## Start Record extracts

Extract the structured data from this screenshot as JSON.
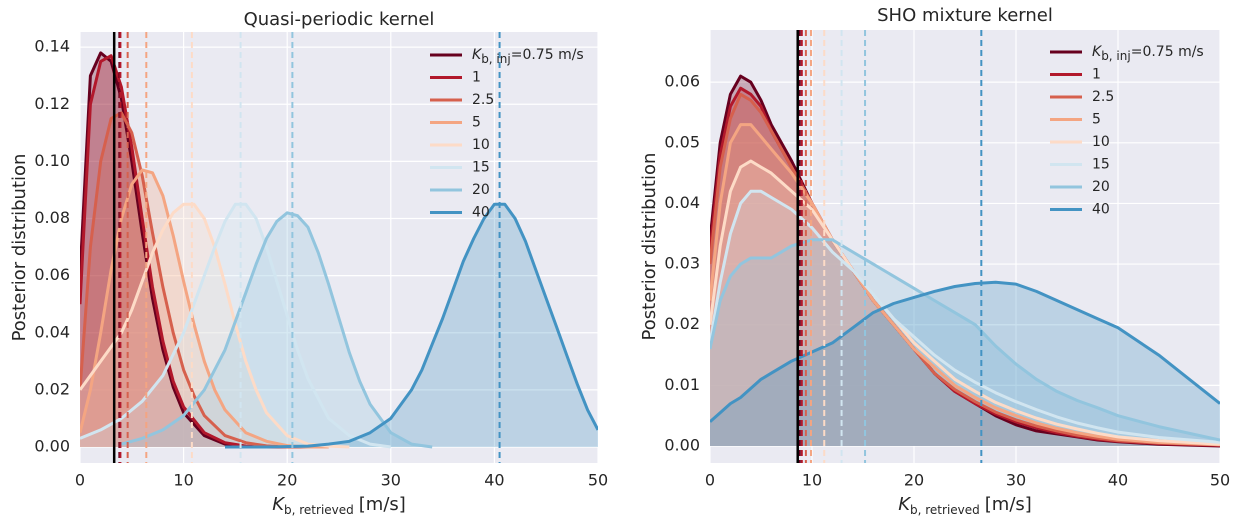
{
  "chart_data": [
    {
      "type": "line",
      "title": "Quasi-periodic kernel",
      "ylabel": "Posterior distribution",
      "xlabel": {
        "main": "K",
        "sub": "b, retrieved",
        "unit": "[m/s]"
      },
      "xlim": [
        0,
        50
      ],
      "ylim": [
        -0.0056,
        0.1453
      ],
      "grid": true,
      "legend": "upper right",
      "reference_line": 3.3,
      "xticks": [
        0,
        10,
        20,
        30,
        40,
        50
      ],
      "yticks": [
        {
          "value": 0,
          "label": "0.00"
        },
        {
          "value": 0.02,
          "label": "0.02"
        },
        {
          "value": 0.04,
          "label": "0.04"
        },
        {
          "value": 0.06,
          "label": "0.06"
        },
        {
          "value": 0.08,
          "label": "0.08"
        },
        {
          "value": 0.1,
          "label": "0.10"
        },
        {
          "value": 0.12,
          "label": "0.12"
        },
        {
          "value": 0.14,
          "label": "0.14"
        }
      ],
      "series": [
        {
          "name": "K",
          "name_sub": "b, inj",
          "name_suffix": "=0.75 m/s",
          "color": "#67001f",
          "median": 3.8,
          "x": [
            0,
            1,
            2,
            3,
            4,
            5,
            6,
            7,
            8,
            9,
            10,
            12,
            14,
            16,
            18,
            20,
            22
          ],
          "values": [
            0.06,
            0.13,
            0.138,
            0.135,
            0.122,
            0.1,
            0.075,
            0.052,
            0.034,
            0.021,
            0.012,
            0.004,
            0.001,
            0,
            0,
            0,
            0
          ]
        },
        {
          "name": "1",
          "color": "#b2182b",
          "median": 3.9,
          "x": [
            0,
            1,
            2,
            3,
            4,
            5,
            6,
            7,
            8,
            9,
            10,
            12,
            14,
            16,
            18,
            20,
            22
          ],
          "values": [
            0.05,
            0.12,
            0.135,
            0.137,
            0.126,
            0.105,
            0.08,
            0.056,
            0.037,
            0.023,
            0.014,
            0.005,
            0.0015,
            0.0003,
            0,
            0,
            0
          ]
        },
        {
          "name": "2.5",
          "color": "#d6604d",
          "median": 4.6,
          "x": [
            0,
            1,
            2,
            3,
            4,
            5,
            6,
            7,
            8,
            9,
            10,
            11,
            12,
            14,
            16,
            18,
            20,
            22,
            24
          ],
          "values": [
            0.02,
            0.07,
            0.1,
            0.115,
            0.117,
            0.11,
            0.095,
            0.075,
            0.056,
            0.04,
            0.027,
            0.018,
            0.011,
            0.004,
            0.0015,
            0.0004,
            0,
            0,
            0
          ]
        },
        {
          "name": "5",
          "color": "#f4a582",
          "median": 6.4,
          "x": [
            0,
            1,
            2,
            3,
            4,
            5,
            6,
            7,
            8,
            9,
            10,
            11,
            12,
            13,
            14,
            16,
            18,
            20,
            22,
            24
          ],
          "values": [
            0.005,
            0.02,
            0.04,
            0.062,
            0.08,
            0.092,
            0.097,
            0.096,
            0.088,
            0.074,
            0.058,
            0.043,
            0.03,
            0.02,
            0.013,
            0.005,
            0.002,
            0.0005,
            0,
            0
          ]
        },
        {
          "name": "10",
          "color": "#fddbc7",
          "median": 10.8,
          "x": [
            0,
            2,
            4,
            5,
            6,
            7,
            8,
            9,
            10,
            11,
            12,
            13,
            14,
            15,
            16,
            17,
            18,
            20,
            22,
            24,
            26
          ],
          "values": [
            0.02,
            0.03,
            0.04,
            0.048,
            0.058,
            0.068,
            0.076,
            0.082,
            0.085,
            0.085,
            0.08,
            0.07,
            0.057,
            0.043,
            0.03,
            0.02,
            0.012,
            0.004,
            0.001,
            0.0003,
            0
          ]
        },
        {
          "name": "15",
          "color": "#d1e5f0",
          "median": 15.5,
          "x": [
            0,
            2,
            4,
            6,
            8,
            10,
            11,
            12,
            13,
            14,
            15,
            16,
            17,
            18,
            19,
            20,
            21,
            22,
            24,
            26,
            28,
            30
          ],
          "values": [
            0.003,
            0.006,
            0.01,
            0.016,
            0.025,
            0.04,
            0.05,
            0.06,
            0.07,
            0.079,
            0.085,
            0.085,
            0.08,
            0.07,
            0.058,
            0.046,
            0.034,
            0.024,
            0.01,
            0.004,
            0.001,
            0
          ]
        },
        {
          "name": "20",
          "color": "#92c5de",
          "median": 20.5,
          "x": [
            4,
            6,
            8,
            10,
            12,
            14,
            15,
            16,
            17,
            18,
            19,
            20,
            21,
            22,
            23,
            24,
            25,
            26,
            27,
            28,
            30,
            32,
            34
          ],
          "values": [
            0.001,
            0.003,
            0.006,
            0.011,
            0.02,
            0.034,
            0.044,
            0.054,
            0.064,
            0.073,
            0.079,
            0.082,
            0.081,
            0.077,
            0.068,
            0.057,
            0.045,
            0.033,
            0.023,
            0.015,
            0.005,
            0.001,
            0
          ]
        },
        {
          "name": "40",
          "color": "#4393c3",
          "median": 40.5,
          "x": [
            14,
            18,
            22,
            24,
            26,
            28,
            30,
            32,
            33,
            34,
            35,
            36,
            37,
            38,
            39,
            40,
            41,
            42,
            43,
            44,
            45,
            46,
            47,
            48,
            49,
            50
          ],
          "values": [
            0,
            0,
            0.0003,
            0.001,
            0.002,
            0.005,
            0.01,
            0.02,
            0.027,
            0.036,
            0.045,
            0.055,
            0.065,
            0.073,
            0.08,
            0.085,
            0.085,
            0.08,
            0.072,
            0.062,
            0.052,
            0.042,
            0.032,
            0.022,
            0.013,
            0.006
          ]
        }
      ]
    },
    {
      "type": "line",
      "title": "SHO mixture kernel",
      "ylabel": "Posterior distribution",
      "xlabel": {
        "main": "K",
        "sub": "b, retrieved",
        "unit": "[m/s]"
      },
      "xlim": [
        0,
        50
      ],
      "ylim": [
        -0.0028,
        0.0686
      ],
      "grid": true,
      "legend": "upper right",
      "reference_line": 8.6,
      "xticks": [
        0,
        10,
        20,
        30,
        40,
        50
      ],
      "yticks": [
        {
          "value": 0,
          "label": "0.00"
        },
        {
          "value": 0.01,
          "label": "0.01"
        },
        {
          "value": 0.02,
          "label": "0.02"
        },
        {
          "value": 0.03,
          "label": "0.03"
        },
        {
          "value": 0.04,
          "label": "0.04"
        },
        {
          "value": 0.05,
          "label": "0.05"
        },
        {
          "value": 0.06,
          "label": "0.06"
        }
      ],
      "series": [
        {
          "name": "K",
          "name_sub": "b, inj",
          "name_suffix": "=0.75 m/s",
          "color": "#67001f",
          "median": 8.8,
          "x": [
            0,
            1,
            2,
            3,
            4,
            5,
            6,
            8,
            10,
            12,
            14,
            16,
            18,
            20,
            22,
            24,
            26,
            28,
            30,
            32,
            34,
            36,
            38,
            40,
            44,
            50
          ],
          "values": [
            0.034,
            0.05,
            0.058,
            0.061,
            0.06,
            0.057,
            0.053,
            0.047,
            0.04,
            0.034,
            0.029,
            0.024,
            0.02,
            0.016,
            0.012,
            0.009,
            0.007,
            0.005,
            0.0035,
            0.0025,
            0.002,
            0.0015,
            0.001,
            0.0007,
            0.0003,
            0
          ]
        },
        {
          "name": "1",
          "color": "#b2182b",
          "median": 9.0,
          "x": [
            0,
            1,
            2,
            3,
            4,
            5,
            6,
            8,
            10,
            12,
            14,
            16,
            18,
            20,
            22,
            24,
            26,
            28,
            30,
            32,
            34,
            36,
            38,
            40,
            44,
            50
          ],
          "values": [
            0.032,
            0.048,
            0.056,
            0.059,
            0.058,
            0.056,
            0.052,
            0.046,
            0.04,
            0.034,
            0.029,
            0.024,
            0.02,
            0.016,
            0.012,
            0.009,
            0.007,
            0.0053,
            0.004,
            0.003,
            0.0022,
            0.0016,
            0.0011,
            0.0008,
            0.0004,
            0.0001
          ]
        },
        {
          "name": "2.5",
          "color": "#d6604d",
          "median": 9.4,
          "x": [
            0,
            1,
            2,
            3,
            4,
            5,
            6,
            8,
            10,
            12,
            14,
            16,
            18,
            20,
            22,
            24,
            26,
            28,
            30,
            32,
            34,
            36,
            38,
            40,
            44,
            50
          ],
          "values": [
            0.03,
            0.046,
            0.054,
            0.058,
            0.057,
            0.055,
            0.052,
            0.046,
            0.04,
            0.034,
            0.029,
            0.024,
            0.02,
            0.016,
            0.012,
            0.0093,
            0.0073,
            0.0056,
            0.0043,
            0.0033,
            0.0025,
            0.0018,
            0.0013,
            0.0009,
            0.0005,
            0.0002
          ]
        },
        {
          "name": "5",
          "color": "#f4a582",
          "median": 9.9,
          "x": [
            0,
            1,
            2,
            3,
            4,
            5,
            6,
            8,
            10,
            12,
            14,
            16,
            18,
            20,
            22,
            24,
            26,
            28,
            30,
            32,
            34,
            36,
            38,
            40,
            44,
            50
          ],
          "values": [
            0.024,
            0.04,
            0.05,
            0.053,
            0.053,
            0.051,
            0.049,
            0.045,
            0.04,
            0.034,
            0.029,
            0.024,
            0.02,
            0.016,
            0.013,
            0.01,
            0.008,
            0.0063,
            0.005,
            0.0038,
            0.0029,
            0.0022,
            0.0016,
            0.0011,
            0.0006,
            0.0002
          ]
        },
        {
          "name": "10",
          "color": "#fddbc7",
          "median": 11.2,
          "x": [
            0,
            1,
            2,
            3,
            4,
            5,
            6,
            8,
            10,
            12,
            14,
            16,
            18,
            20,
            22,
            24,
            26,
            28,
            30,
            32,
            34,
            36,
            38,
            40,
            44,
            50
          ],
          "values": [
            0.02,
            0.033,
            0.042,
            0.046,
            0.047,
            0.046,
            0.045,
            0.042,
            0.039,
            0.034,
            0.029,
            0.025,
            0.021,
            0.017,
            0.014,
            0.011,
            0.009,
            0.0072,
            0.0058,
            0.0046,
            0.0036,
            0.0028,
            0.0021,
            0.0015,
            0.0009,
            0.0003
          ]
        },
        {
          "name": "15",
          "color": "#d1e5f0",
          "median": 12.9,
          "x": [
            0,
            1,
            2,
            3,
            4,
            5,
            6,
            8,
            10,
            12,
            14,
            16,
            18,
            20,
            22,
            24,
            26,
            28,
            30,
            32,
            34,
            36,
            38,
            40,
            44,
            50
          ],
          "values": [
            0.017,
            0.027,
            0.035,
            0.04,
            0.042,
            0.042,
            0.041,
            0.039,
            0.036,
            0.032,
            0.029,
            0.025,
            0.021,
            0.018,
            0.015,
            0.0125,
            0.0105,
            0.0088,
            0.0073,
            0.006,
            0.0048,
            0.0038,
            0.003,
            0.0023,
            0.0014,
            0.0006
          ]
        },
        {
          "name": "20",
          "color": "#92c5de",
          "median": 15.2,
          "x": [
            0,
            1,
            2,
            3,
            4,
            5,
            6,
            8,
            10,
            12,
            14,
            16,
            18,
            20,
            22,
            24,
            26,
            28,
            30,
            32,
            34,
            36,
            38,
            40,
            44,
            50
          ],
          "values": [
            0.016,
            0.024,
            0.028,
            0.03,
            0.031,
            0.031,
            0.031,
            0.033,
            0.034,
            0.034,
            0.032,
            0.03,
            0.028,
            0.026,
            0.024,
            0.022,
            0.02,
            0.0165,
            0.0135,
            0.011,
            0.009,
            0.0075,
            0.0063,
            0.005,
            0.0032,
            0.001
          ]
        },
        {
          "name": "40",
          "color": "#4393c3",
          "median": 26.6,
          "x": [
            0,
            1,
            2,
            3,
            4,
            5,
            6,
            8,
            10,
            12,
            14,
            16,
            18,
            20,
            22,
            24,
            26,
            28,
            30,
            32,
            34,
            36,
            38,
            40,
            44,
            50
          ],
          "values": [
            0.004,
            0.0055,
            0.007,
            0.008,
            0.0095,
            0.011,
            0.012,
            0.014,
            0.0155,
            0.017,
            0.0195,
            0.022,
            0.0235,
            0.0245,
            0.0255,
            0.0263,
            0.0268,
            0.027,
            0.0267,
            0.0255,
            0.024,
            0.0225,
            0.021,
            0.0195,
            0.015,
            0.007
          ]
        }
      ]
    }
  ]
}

## End Record extracts
## Start Record extracts

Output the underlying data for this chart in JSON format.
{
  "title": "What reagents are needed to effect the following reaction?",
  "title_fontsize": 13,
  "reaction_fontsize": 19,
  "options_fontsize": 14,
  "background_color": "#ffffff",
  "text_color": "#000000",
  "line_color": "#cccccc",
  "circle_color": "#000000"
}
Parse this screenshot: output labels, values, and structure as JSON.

## End Record extracts
## Start Record extracts

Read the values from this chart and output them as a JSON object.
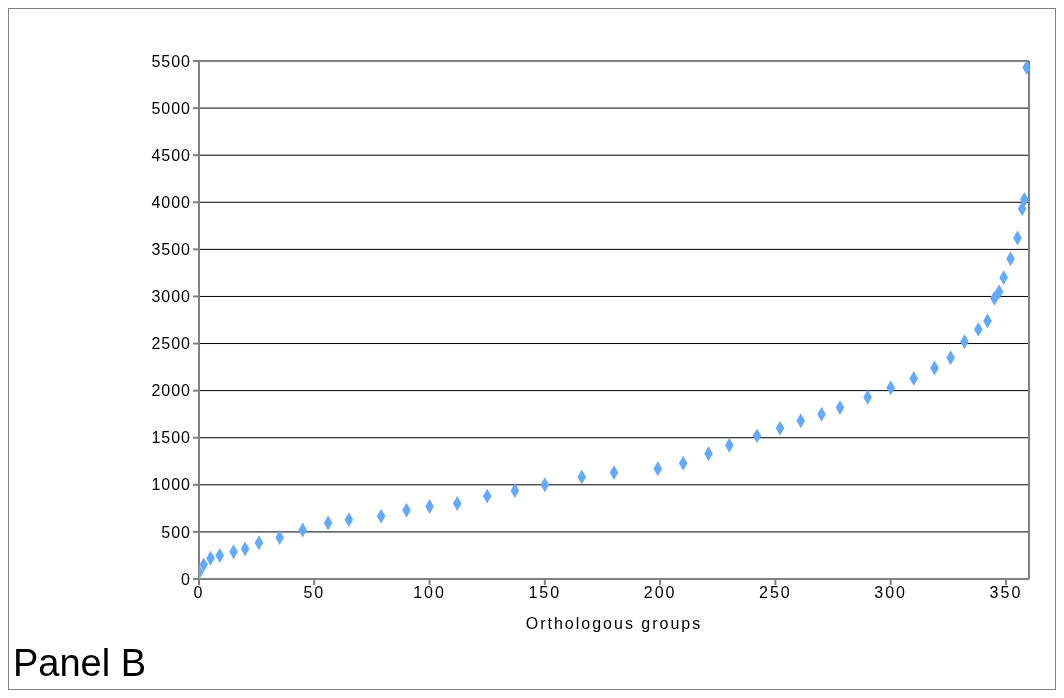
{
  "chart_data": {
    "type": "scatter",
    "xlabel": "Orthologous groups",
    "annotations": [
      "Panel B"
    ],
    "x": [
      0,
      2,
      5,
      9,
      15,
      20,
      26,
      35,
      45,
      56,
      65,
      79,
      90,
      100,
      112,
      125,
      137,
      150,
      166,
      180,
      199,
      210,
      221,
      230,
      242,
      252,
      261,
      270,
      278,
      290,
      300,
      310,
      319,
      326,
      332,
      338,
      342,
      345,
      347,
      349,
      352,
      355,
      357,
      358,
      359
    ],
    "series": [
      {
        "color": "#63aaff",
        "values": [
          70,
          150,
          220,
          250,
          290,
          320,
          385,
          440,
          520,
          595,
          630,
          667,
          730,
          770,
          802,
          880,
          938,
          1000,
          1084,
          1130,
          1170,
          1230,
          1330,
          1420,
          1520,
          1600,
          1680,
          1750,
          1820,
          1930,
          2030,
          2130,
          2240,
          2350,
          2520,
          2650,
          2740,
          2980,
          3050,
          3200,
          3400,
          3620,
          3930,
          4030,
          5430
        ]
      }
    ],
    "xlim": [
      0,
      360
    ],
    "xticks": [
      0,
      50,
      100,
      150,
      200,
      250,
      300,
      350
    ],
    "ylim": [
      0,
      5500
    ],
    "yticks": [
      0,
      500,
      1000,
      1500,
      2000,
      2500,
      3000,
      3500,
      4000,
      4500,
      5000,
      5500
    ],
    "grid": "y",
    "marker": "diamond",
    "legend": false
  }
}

## End Record extracts

- Exercise objective: Only the lines from the one with "Output the underlying" to the one with "Parse this screenshot: output" are wanted; extract them exactly, both ends included.

- Answer for this exercise:
Output the underlying data for this chart in JSON format.
{
  "title": "What reagents are needed to effect the following reaction?",
  "title_fontsize": 13,
  "reaction_fontsize": 19,
  "options_fontsize": 14,
  "background_color": "#ffffff",
  "text_color": "#000000",
  "line_color": "#cccccc",
  "circle_color": "#000000"
}
Parse this screenshot: output labels, values, and structure as JSON.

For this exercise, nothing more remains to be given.